- SET TASK 1 -
Give the listing from its first line through the line holding "home-button[interactable] (130, 10, 178, 56)", inclusive, as a JSON list of strings with one string per line, leaving out blank lines.

- PROVIDED PASSAGE -
Would it be too hard to have the compiler automatically mark "obvious 
data" as non-scannable?

I mean, stuff gotten from streams or files should never contain pointers 
anyhow. Likewise, the compiler _should_ know whether a large array 
contains pointers or not. If not, then the entire array might be marked 
as non-scannable.

Doing this non-pedantically might gain much speed in GC, without making 
the program itself much slower. In other words, the compiler should not 
bother with _every_ item known not to contain pointers, because this 
would result in a long list of scan/no-scan areas for the GC. But if 
there was a "lower size" or something like it, then this might actually 
work as intended.

Opinions?

Mar 24 2006

Sean Kelly <sean f4.ca> writes:

Georg Wrede wrote:
 
 Would it be too hard to have the compiler automatically mark "obvious 
 data" as non-scannable?
 
 I mean, stuff gotten from streams or files should never contain pointers 
 anyhow. Likewise, the compiler _should_ know whether a large array 
 contains pointers or not. If not, then the entire array might be marked 
 as non-scannable.
 
 Doing this non-pedantically might gain much speed in GC, without making 
 the program itself much slower. In other words, the compiler should not 
 bother with _every_ item known not to contain pointers, because this 
 would result in a long list of scan/no-scan areas for the GC. But if 
 there was a "lower size" or something like it, then this might actually 
 work as intended.

I think someone actually wrote a GC patch a while back that did this, so 
it's definitely possible with D as-is.  I would like to see this done in 
Phobos before 1.0, and it's on my mental to-do list for Ares as well.


Sean

Mar 24 2006

MicroWizard <MicroWizard_member pathlink.com> writes:

As far as I know the D GC can be replaced.
There are many GC theories and I think most of them can not be corrupted with
garbage. (They handle with working sets, aging and so on.)

The problem is not a problem IMHO

Tamas Nagy

In article <dvhkut$541$1 digitaldaemon.com>, Frank Benoit says...
The intention of the GC is, to disburden the programmer from the whole
memory management. He only has to care about setting unused references
to null. And he can rely on the collector to find unused memory chunks.
But now it turns out, that this is not true.

So, If I want to rely on the GC, this is a show stopper for me.

A large piece of audio data in GC heap can completly currupt the GC.
If i only have a few integer variable this risk is extremly low, but it
is not gone.
So, how many variable are allowed, until we have to call it a show stopper?

Sorry, for being so pedantic.

FrankBenoit
keinfarbton

Mar 18 2006

"Andrew Fedoniouk" <news terrainformatica.com> writes:

"MicroWizard" <MicroWizard_member pathlink.com> wrote in message 
news:dvi1va$mm4$1 digitaldaemon.com...
 As far as I know the D GC can be replaced.
 There are many GC theories and I think most of them can not be corrupted 
 with
 garbage. (They handle with working sets, aging and so on.)

 The problem is not a problem IMHO

 Tamas Nagy

It seems that conservative mark-n-sweep GC is the only option for D
(I mean for default GC). Which is not bad in fact. It is simple and
compact in implementation.

GC as one of possible memory managers. In effective systems it is used
in cooperation with implicit memory managment.
And this what is extremely good in D - it allows to use best of both
worlds.

- SET TASK 2 -
In the forum thread, what kind of garbage collector does one reply call the only option for D's default?

- RECORDS SUPPLIED -
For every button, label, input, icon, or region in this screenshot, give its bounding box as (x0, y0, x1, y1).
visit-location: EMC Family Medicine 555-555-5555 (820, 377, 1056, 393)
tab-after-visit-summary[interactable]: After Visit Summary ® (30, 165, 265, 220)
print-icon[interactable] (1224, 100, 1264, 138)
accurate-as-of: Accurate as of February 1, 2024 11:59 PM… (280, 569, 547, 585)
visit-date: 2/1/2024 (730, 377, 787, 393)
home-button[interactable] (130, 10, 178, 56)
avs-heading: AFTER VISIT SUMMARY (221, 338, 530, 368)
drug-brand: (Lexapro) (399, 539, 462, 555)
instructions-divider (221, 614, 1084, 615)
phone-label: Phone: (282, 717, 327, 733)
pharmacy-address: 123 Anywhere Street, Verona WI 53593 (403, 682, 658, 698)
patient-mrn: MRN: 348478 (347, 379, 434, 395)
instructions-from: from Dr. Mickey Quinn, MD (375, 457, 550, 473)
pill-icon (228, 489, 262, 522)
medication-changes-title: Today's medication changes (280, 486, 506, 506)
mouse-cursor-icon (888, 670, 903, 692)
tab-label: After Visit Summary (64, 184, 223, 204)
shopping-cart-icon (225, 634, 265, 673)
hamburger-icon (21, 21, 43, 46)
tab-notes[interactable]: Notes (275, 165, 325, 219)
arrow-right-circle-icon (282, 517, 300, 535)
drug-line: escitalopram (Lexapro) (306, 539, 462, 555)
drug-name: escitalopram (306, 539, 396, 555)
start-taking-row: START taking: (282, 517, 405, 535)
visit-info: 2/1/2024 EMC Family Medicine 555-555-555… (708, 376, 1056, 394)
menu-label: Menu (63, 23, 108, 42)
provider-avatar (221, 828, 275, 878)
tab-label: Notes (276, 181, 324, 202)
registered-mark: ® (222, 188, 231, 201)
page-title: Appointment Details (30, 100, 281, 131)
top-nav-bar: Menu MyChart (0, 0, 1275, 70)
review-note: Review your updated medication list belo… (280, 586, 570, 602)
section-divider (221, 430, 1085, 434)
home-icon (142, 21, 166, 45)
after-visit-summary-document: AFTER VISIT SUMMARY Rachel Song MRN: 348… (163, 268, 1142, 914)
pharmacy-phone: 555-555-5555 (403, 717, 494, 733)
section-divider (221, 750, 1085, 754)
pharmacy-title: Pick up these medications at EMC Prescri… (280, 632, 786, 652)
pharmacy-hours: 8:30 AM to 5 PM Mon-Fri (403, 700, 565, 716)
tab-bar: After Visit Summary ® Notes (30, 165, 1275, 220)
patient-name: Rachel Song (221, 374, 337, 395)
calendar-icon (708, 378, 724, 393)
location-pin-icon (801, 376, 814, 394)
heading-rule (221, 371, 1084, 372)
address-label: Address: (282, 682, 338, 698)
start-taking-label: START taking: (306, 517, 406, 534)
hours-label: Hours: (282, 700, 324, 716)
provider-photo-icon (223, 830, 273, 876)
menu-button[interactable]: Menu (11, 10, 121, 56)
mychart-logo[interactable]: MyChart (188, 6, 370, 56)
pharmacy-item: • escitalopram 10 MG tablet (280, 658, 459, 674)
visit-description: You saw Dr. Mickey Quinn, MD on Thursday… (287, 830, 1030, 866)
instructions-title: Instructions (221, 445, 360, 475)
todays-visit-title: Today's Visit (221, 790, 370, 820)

- WORKED ANSWER 1 -
[
  "For every button, label, input, icon, or region in this screenshot, give its bounding box as (x0, y0, x1, y1).",
  "visit-location: EMC Family Medicine 555-555-5555 (820, 377, 1056, 393)",
  "tab-after-visit-summary[interactable]: After Visit Summary ® (30, 165, 265, 220)",
  "print-icon[interactable] (1224, 100, 1264, 138)",
  "accurate-as-of: Accurate as of February 1, 2024 11:59 PM… (280, 569, 547, 585)",
  "visit-date: 2/1/2024 (730, 377, 787, 393)",
  "home-button[interactable] (130, 10, 178, 56)"
]

- WORKED ANSWER 2 -
A conservative mark-n-sweep GC.